Problem to solve -
Find each line containing the string "二级学科". Copy it.

Rows -
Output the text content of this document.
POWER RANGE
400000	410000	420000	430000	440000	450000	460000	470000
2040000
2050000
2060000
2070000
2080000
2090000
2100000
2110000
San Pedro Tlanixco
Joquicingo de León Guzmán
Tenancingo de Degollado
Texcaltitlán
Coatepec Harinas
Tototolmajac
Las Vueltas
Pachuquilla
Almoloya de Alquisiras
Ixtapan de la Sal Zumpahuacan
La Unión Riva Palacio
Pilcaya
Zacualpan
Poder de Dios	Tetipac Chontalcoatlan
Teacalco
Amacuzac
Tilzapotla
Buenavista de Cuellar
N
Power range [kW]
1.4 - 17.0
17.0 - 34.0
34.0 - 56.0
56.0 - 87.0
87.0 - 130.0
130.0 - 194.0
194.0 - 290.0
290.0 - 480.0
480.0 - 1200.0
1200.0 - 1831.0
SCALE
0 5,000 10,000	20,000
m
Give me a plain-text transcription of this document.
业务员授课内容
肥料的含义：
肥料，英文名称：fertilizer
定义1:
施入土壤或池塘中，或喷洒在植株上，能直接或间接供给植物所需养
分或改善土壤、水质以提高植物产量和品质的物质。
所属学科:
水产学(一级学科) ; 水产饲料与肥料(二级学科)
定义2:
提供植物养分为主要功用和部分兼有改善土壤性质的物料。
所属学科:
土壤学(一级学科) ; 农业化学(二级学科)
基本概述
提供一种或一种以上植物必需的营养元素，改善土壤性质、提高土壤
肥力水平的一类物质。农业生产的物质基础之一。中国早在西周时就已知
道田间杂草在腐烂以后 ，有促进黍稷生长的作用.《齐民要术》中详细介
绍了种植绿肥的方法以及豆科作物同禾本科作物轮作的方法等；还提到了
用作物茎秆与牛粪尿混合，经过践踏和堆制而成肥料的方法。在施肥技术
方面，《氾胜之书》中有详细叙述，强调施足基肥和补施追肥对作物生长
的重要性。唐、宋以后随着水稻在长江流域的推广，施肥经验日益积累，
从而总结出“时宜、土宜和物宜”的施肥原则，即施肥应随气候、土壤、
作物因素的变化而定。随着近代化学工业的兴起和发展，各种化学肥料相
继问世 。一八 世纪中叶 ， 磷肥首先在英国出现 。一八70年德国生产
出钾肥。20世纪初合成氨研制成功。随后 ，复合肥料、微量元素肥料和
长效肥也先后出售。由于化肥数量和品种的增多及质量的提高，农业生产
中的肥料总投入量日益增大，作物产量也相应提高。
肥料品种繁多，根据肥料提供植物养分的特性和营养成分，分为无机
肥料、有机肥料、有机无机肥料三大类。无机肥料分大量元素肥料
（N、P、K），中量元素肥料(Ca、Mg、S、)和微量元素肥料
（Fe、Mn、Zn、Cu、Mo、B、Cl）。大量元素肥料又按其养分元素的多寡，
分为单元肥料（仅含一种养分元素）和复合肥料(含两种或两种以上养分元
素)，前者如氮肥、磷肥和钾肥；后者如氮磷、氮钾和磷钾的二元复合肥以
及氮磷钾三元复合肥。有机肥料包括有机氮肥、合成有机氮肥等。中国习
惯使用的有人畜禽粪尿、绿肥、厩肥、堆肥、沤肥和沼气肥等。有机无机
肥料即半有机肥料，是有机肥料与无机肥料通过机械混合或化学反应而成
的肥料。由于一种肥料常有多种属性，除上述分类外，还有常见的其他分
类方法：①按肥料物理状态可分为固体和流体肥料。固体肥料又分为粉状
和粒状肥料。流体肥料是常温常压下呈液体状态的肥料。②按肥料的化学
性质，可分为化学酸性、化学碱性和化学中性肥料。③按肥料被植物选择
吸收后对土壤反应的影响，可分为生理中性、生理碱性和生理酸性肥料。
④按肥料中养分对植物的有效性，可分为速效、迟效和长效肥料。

Final result -
水产学(一级学科) ; 水产饲料与肥料(二级学科)
土壤学(一级学科) ; 农业化学(二级学科)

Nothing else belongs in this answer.